§ Task statement
Copy the lines holding the word "unit", all of them.
# # #
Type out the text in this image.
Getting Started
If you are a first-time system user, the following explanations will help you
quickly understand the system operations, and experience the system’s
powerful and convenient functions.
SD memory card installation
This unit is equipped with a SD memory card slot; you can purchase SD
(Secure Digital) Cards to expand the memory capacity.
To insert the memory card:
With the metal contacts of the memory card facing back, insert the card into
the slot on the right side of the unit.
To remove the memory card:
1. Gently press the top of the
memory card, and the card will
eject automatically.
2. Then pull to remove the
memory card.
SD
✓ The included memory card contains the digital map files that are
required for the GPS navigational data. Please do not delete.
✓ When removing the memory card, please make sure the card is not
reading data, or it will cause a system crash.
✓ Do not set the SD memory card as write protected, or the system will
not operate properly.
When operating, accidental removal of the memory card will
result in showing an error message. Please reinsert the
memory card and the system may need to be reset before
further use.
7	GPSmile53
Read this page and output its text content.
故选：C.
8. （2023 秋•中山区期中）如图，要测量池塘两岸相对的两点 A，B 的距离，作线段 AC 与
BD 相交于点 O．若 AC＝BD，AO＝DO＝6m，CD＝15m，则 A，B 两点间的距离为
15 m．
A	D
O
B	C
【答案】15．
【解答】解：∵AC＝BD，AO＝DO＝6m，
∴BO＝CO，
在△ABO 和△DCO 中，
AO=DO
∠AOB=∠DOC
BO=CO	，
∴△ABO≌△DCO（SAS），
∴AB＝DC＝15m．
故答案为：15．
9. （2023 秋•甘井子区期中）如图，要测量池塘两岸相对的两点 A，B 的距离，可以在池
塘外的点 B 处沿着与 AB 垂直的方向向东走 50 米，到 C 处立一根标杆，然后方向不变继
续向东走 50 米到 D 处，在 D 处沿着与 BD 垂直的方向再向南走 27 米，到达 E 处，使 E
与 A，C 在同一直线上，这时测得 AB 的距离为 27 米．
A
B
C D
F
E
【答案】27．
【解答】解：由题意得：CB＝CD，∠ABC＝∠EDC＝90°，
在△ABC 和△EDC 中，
# # #
§ Output for this task
This unit is equipped with a SD memory card slot; you can purchase SD
the slot on the right side of the unit.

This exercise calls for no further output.